- _Stated goal_
Collect all lines from the records below that include the word "this".

(Stored entries)
● ● ● ● ● ● ●
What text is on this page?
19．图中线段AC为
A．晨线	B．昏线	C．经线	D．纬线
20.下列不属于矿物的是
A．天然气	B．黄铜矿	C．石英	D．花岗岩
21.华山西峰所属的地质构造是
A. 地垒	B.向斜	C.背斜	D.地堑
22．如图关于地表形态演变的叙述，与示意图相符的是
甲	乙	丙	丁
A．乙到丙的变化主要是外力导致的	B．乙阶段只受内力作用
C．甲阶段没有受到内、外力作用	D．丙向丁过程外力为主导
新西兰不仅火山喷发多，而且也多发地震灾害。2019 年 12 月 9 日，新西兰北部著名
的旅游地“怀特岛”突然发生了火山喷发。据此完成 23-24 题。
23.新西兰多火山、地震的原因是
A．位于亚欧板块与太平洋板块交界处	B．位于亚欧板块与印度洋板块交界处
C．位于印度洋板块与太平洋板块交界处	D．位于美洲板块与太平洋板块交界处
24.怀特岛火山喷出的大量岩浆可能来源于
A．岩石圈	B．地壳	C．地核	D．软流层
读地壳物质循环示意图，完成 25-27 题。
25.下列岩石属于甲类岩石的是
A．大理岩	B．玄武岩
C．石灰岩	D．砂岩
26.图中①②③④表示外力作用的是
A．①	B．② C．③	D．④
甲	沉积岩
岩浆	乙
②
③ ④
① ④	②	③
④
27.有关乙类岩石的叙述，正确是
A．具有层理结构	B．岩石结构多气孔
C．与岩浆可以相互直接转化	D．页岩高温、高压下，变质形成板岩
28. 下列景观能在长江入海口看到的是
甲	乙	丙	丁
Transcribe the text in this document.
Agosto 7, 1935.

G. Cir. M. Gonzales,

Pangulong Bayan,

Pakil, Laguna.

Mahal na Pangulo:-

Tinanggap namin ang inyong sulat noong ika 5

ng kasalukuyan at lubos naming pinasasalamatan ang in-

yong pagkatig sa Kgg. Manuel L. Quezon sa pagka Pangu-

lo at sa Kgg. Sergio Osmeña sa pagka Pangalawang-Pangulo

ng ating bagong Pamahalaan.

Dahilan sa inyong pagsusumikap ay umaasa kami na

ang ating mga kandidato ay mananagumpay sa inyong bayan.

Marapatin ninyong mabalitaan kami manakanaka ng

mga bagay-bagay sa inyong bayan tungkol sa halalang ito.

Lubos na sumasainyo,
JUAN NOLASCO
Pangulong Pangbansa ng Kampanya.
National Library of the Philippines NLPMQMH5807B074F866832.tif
● ● ● ● ● ● ●
- _Reply to the exercise_
What text is on this page?
Transcribe the text in this document.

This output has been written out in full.